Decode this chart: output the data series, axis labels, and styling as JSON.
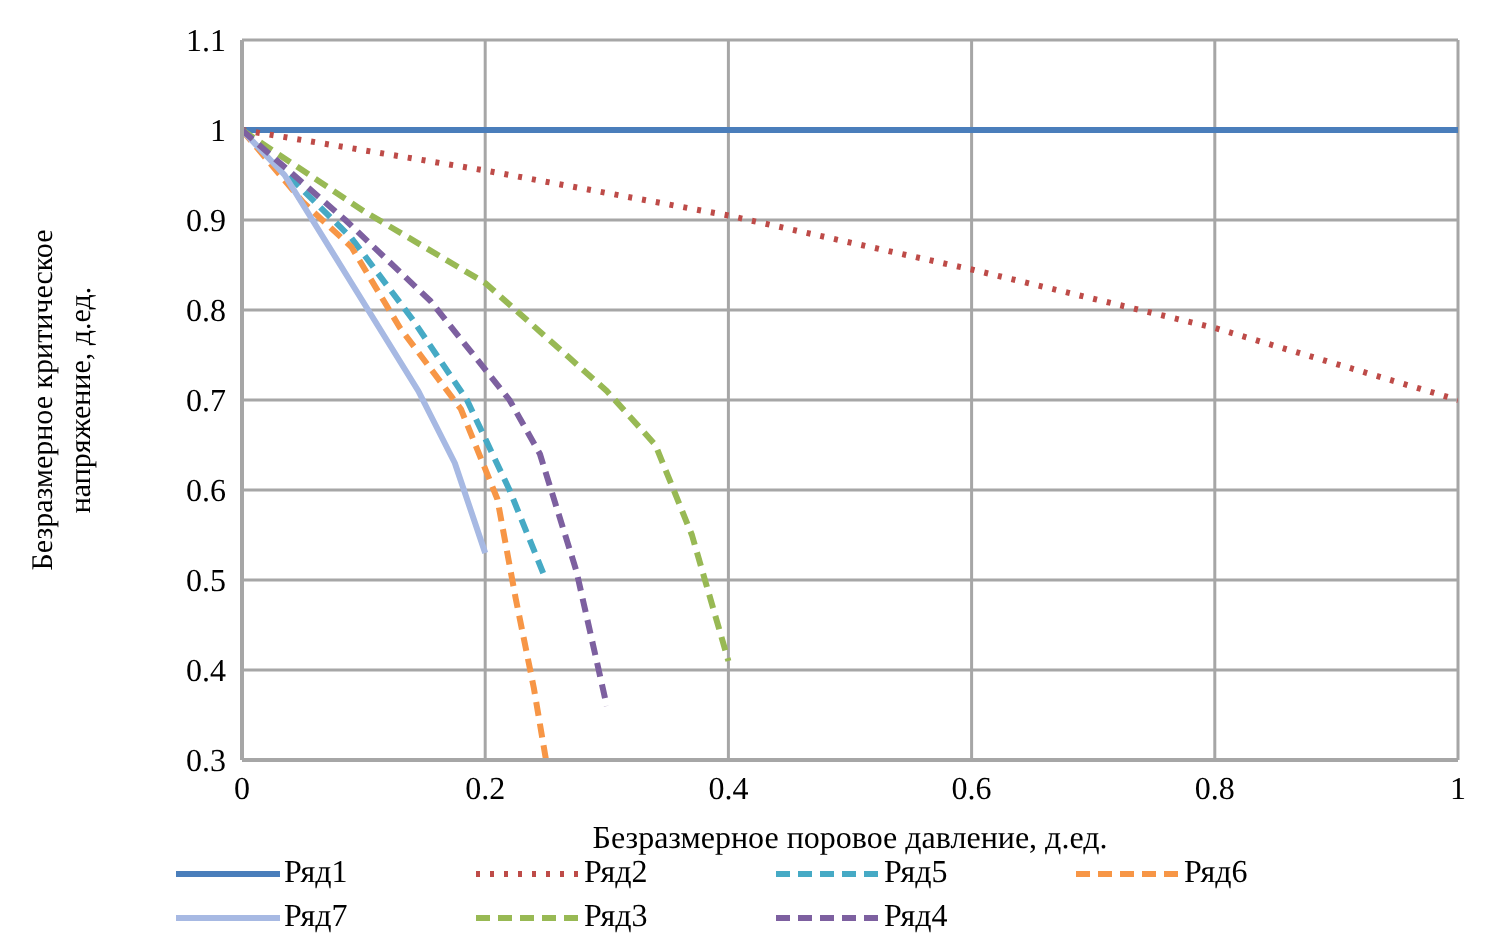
{
  "chart_data": {
    "type": "line",
    "xlabel": "Безразмерное поровое давление, д.ед.",
    "ylabel": "Безразмерное критическое напряжение, д.ед.",
    "xlim": [
      0,
      1
    ],
    "xticks": [
      0,
      0.2,
      0.4,
      0.6,
      0.8,
      1
    ],
    "ylim": [
      0.3,
      1.1
    ],
    "yticks": [
      0.3,
      0.4,
      0.5,
      0.6,
      0.7,
      0.8,
      0.9,
      1,
      1.1
    ],
    "grid": true,
    "legend": "bottom",
    "marker": "none",
    "series": [
      {
        "name": "Ряд1",
        "color": "#4a7ebb",
        "line_style": "solid",
        "x": [
          0,
          1
        ],
        "values": [
          1,
          1
        ]
      },
      {
        "name": "Ряд2",
        "color": "#be4b48",
        "line_style": "dotted",
        "x": [
          0,
          0.2,
          0.4,
          0.6,
          0.8,
          1
        ],
        "values": [
          1,
          0.955,
          0.905,
          0.845,
          0.78,
          0.7
        ]
      },
      {
        "name": "Ряд5",
        "color": "#46aac5",
        "line_style": "dashed",
        "x": [
          0,
          0.09,
          0.14,
          0.185,
          0.22,
          0.25
        ],
        "values": [
          1,
          0.88,
          0.79,
          0.7,
          0.6,
          0.5
        ]
      },
      {
        "name": "Ряд6",
        "color": "#f79646",
        "line_style": "dashed",
        "x": [
          0,
          0.05,
          0.09,
          0.13,
          0.18,
          0.21,
          0.225,
          0.24,
          0.25
        ],
        "values": [
          1,
          0.92,
          0.87,
          0.78,
          0.69,
          0.59,
          0.48,
          0.38,
          0.3
        ]
      },
      {
        "name": "Ряд7",
        "color": "#a7b9e3",
        "line_style": "solid",
        "x": [
          0,
          0.035,
          0.09,
          0.145,
          0.175,
          0.2
        ],
        "values": [
          1,
          0.95,
          0.83,
          0.71,
          0.63,
          0.53
        ]
      },
      {
        "name": "Ряд3",
        "color": "#98b954",
        "line_style": "dashed",
        "x": [
          0,
          0.1,
          0.2,
          0.3,
          0.34,
          0.37,
          0.4
        ],
        "values": [
          1,
          0.91,
          0.83,
          0.71,
          0.65,
          0.55,
          0.41
        ]
      },
      {
        "name": "Ряд4",
        "color": "#7d60a0",
        "line_style": "dashed",
        "x": [
          0,
          0.085,
          0.155,
          0.22,
          0.245,
          0.275,
          0.3
        ],
        "values": [
          1,
          0.9,
          0.81,
          0.7,
          0.64,
          0.51,
          0.36
        ]
      }
    ]
  }
}
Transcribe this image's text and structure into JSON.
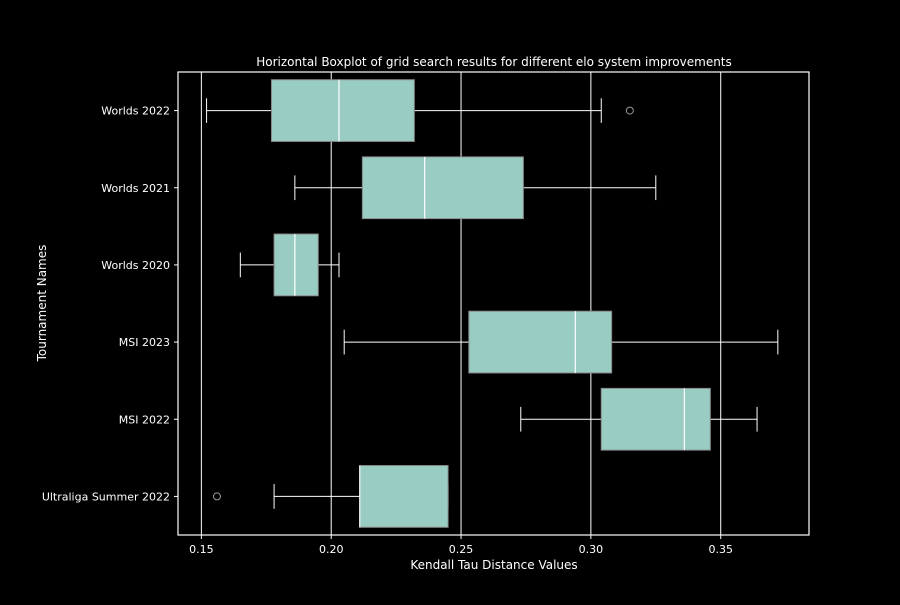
{
  "chart_data": {
    "type": "boxplot",
    "orientation": "horizontal",
    "title": "Horizontal Boxplot of grid search results for different elo system improvements",
    "xlabel": "Kendall Tau Distance Values",
    "ylabel": "Tournament Names",
    "xlim": [
      0.141,
      0.384
    ],
    "xticks": [
      0.15,
      0.2,
      0.25,
      0.3,
      0.35
    ],
    "xtick_labels": [
      "0.15",
      "0.20",
      "0.25",
      "0.30",
      "0.35"
    ],
    "grid": "vertical",
    "categories": [
      "Worlds 2022",
      "Worlds 2021",
      "Worlds 2020",
      "MSI 2023",
      "MSI 2022",
      "Ultraliga Summer 2022"
    ],
    "boxes": [
      {
        "name": "Worlds 2022",
        "whisker_low": 0.152,
        "q1": 0.177,
        "median": 0.203,
        "q3": 0.232,
        "whisker_high": 0.304,
        "outliers": [
          0.315
        ]
      },
      {
        "name": "Worlds 2021",
        "whisker_low": 0.186,
        "q1": 0.212,
        "median": 0.236,
        "q3": 0.274,
        "whisker_high": 0.325,
        "outliers": []
      },
      {
        "name": "Worlds 2020",
        "whisker_low": 0.165,
        "q1": 0.178,
        "median": 0.186,
        "q3": 0.195,
        "whisker_high": 0.203,
        "outliers": []
      },
      {
        "name": "MSI 2023",
        "whisker_low": 0.205,
        "q1": 0.253,
        "median": 0.294,
        "q3": 0.308,
        "whisker_high": 0.372,
        "outliers": []
      },
      {
        "name": "MSI 2022",
        "whisker_low": 0.273,
        "q1": 0.304,
        "median": 0.336,
        "q3": 0.346,
        "whisker_high": 0.364,
        "outliers": []
      },
      {
        "name": "Ultraliga Summer 2022",
        "whisker_low": 0.178,
        "q1": 0.211,
        "median": 0.211,
        "q3": 0.245,
        "whisker_high": 0.245,
        "outliers": [
          0.156
        ]
      }
    ],
    "colors": {
      "background": "#000000",
      "box_fill": "#99cdc4",
      "box_edge": "#8a8a8a",
      "line": "#ffffff",
      "outlier_edge": "#9a9a9a"
    }
  }
}
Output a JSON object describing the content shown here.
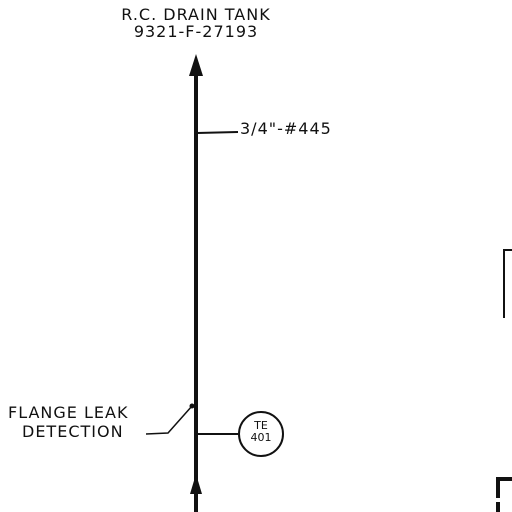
{
  "destination": {
    "line1": "R.C. DRAIN TANK",
    "line2": "9321-F-27193"
  },
  "pipe": {
    "callout": "3/4\"-#445",
    "flow_direction": "up"
  },
  "flange_note": {
    "line1": "FLANGE LEAK",
    "line2": "DETECTION"
  },
  "instrument": {
    "tag": "TE",
    "number": "401"
  },
  "colors": {
    "line": "#111111",
    "background": "#ffffff"
  }
}
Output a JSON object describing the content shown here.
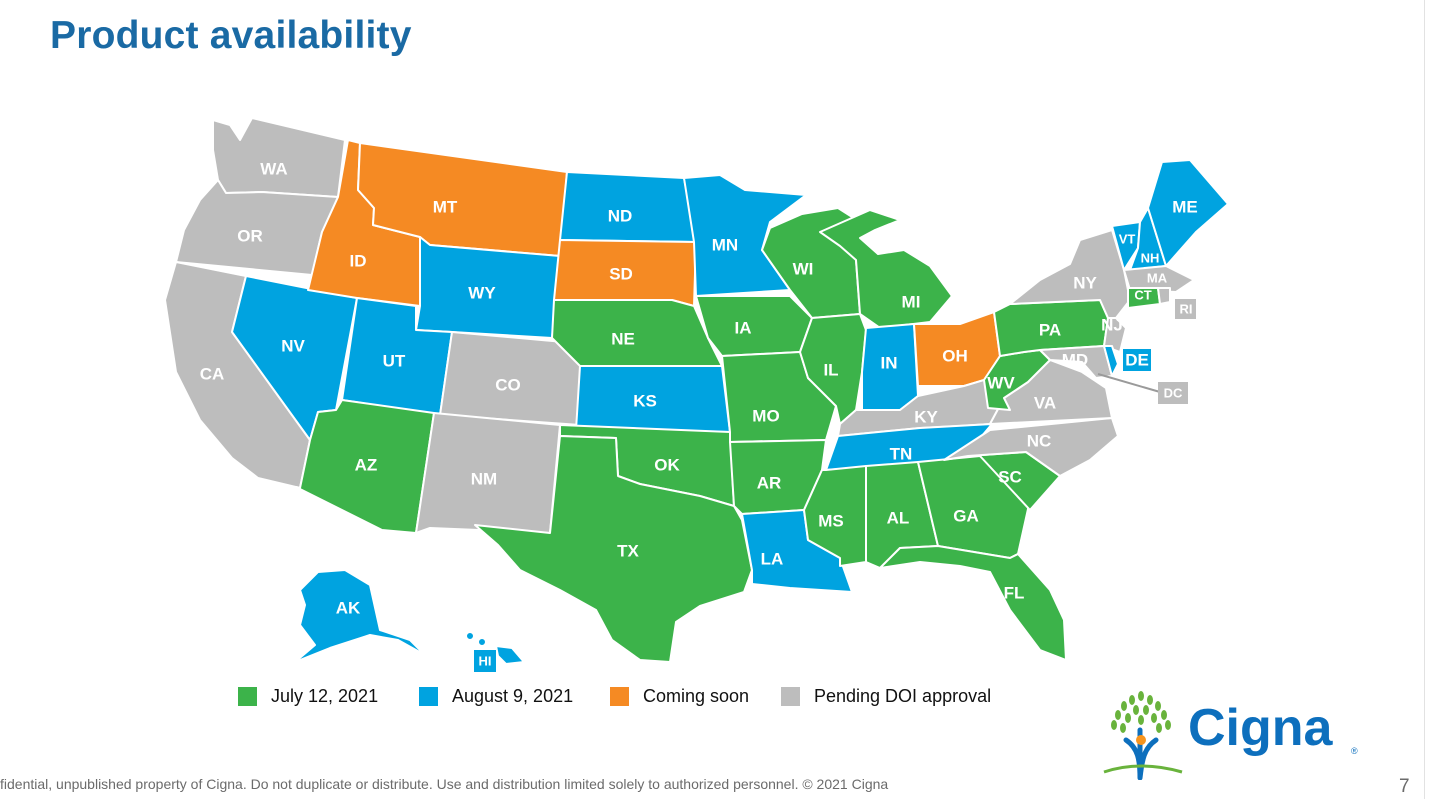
{
  "title": "Product availability",
  "colors": {
    "july": "#3cb34a",
    "august": "#00a3e0",
    "coming_soon": "#f58a23",
    "pending": "#bdbdbd"
  },
  "legend": [
    {
      "key": "july",
      "label": "July 12, 2021"
    },
    {
      "key": "august",
      "label": "August 9, 2021"
    },
    {
      "key": "coming_soon",
      "label": "Coming soon"
    },
    {
      "key": "pending",
      "label": "Pending DOI approval"
    }
  ],
  "states": {
    "WA": "pending",
    "OR": "pending",
    "CA": "pending",
    "NV": "august",
    "ID": "coming_soon",
    "MT": "coming_soon",
    "WY": "august",
    "UT": "august",
    "AZ": "july",
    "CO": "pending",
    "NM": "pending",
    "ND": "august",
    "SD": "coming_soon",
    "NE": "july",
    "KS": "august",
    "OK": "july",
    "TX": "july",
    "MN": "august",
    "IA": "july",
    "MO": "july",
    "AR": "july",
    "LA": "august",
    "WI": "july",
    "IL": "july",
    "MS": "july",
    "MI": "july",
    "IN": "august",
    "OH": "coming_soon",
    "KY": "pending",
    "TN": "august",
    "AL": "july",
    "GA": "july",
    "FL": "july",
    "SC": "july",
    "NC": "pending",
    "VA": "pending",
    "WV": "july",
    "PA": "july",
    "NY": "pending",
    "NJ": "pending",
    "MD": "pending",
    "ME": "august",
    "VT": "august",
    "NH": "august",
    "MA": "pending",
    "CT": "july",
    "RI": "pending",
    "DE": "august",
    "DC": "pending",
    "AK": "august",
    "HI": "august"
  },
  "footer": "fidential, unpublished property of Cigna. Do not duplicate or distribute. Use and distribution limited solely to authorized personnel. © 2021 Cigna",
  "page_number": "7",
  "logo": {
    "wordmark": "Cigna",
    "registered": "®"
  }
}
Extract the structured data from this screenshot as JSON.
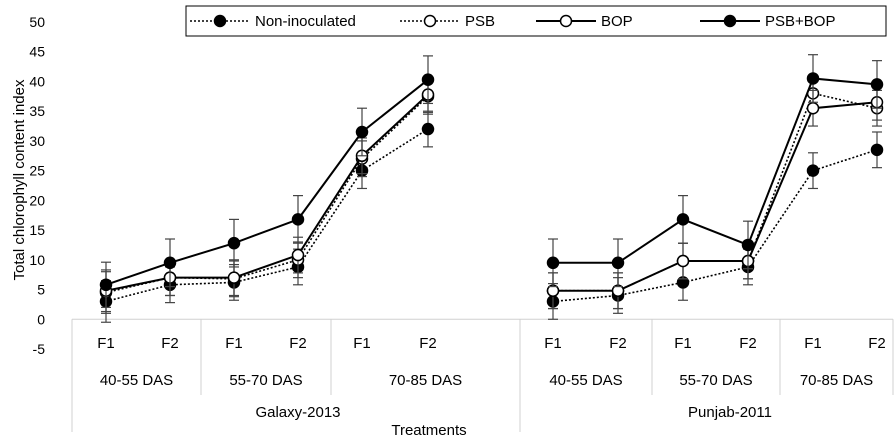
{
  "chart_data": {
    "type": "line",
    "ylabel": "Total chlorophyll content index",
    "xlabel": "Treatments",
    "ylim": [
      -5,
      50
    ],
    "yticks": [
      -5,
      0,
      5,
      10,
      15,
      20,
      25,
      30,
      35,
      40,
      45,
      50
    ],
    "grid": false,
    "legend_position": "top-right",
    "panels": [
      {
        "name": "Galaxy-2013",
        "groups": [
          "40-55 DAS",
          "55-70 DAS",
          "70-85 DAS"
        ],
        "categories": [
          "F1",
          "F2",
          "F1",
          "F2",
          "F1",
          "F2"
        ],
        "series": [
          {
            "name": "Non-inoculated",
            "values": [
              3.0,
              5.8,
              6.2,
              8.8,
              25.0,
              32.0
            ],
            "err": [
              3.5,
              3.0,
              3.0,
              3.0,
              3.0,
              3.0
            ]
          },
          {
            "name": "PSB",
            "values": [
              4.5,
              7.0,
              6.8,
              10.0,
              27.0,
              37.5
            ],
            "err": [
              3.5,
              3.0,
              3.0,
              3.0,
              3.0,
              3.0
            ]
          },
          {
            "name": "BOP",
            "values": [
              4.8,
              7.0,
              7.0,
              10.8,
              27.5,
              37.8
            ],
            "err": [
              3.5,
              3.0,
              3.0,
              3.0,
              3.0,
              3.0
            ]
          },
          {
            "name": "PSB+BOP",
            "values": [
              5.8,
              9.5,
              12.8,
              16.8,
              31.5,
              40.3
            ],
            "err": [
              3.8,
              4.0,
              4.0,
              4.0,
              4.0,
              4.0
            ]
          }
        ]
      },
      {
        "name": "Punjab-2011",
        "groups": [
          "40-55 DAS",
          "55-70 DAS",
          "70-85 DAS"
        ],
        "categories": [
          "F1",
          "F2",
          "F1",
          "F2",
          "F1",
          "F2"
        ],
        "series": [
          {
            "name": "Non-inoculated",
            "values": [
              3.0,
              4.0,
              6.2,
              8.8,
              25.0,
              28.5
            ],
            "err": [
              3.0,
              3.0,
              3.0,
              3.0,
              3.0,
              3.0
            ]
          },
          {
            "name": "PSB",
            "values": [
              4.8,
              4.8,
              9.8,
              9.8,
              38.0,
              35.5
            ],
            "err": [
              3.0,
              3.0,
              3.0,
              3.0,
              3.0,
              3.0
            ]
          },
          {
            "name": "BOP",
            "values": [
              4.8,
              4.8,
              9.8,
              9.8,
              35.5,
              36.5
            ],
            "err": [
              3.0,
              3.0,
              3.0,
              3.0,
              3.0,
              3.0
            ]
          },
          {
            "name": "PSB+BOP",
            "values": [
              9.5,
              9.5,
              16.8,
              12.5,
              40.5,
              39.5
            ],
            "err": [
              4.0,
              4.0,
              4.0,
              4.0,
              4.0,
              4.0
            ]
          }
        ]
      }
    ],
    "legend": [
      "Non-inoculated",
      "PSB",
      "BOP",
      "PSB+BOP"
    ],
    "series_styles": [
      {
        "name": "Non-inoculated",
        "line": "dotted",
        "marker": "filled"
      },
      {
        "name": "PSB",
        "line": "dotted",
        "marker": "open"
      },
      {
        "name": "BOP",
        "line": "solid",
        "marker": "open"
      },
      {
        "name": "PSB+BOP",
        "line": "solid",
        "marker": "filled"
      }
    ]
  }
}
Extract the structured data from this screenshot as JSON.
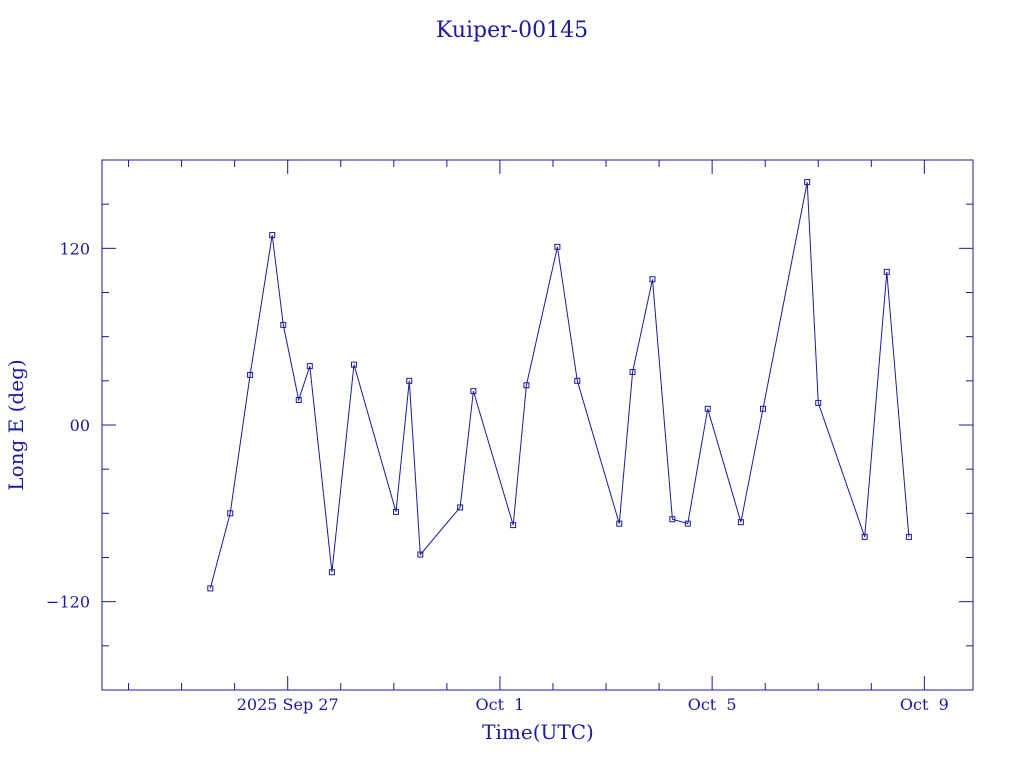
{
  "chart_data": {
    "type": "line",
    "title": "Kuiper-00145",
    "xlabel": "Time(UTC)",
    "ylabel": "Long E (deg)",
    "color": "#1a1a9c",
    "grid": false,
    "x_tick_labels": [
      "2025 Sep 27",
      "Oct  1",
      "Oct  5",
      "Oct  9"
    ],
    "y_tick_labels": [
      "120",
      "00",
      "−120"
    ],
    "x_ticks": [
      "2025-09-27",
      "2025-10-01",
      "2025-10-05",
      "2025-10-09"
    ],
    "y_ticks": [
      120,
      0,
      -120
    ],
    "xlim": [
      "2025-09-23T12:00",
      "2025-10-09T22:00"
    ],
    "ylim": [
      -180,
      180
    ],
    "series": [
      {
        "x": [
          "2025-09-25T13:00",
          "2025-09-25T22:00",
          "2025-09-26T07:00",
          "2025-09-26T17:00",
          "2025-09-26T22:00",
          "2025-09-27T05:00",
          "2025-09-27T10:00",
          "2025-09-27T20:00",
          "2025-09-28T06:00",
          "2025-09-29T01:00",
          "2025-09-29T07:00",
          "2025-09-29T12:00",
          "2025-09-30T06:00",
          "2025-09-30T12:00",
          "2025-10-01T06:00",
          "2025-10-01T12:00",
          "2025-10-02T02:00",
          "2025-10-02T11:00",
          "2025-10-03T06:00",
          "2025-10-03T12:00",
          "2025-10-03T21:00",
          "2025-10-04T06:00",
          "2025-10-04T13:00",
          "2025-10-04T22:00",
          "2025-10-05T13:00",
          "2025-10-05T23:00",
          "2025-10-06T19:00",
          "2025-10-07T00:00",
          "2025-10-07T21:00",
          "2025-10-08T07:00",
          "2025-10-08T17:00"
        ],
        "y": [
          -111,
          -60,
          34,
          129,
          68,
          17,
          40,
          -100,
          41,
          -59,
          30,
          -88,
          -56,
          23,
          -68,
          27,
          121,
          30,
          -67,
          36,
          99,
          -64,
          -67,
          11,
          -66,
          11,
          165,
          15,
          -76,
          104,
          -76
        ]
      }
    ]
  }
}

▶ [EXERCISE DETAILS]
Pick each line holding the word "Безразмерное" out of the listing.

▶ [RESULT]
    "xlabel": "Безразмерное поровое давление, д.ед.",
    "ylabel": "Безразмерное критическое напряжение, д.ед.",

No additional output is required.